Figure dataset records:
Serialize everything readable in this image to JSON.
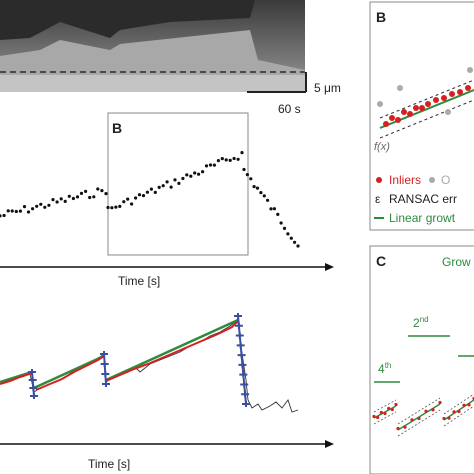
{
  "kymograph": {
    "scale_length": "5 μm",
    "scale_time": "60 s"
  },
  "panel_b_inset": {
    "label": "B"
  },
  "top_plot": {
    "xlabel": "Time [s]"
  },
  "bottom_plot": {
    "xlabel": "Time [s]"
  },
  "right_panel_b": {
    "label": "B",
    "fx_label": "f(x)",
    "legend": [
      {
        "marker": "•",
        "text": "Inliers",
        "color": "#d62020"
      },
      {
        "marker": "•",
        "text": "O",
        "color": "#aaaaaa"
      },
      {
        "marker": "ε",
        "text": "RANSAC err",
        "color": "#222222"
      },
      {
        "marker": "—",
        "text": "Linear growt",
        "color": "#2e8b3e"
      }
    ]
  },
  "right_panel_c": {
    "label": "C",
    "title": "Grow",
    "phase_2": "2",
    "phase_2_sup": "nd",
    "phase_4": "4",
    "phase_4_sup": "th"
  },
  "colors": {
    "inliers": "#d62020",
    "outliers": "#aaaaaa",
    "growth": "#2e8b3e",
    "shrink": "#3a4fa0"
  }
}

---

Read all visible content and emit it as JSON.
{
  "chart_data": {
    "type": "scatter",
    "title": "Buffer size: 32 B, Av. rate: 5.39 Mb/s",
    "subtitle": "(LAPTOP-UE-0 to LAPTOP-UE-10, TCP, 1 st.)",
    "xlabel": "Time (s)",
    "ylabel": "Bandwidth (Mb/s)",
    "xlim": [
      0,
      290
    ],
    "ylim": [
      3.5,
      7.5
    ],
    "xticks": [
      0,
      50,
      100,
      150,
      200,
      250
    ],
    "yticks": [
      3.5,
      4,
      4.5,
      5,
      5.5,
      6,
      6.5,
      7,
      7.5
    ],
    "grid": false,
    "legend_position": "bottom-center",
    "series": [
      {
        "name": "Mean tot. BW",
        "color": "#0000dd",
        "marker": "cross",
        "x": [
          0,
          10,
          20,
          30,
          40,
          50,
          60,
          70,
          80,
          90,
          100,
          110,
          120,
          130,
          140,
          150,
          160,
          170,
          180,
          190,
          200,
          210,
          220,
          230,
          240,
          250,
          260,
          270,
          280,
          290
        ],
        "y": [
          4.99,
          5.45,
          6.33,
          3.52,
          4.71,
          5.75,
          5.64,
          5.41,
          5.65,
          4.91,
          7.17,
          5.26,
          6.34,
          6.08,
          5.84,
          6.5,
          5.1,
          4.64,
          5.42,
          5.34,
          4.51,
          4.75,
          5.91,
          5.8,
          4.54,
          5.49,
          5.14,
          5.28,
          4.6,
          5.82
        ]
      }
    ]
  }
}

> Brief
Count the lines that hold the string "text", and reply with that number alone.

> Written answer
4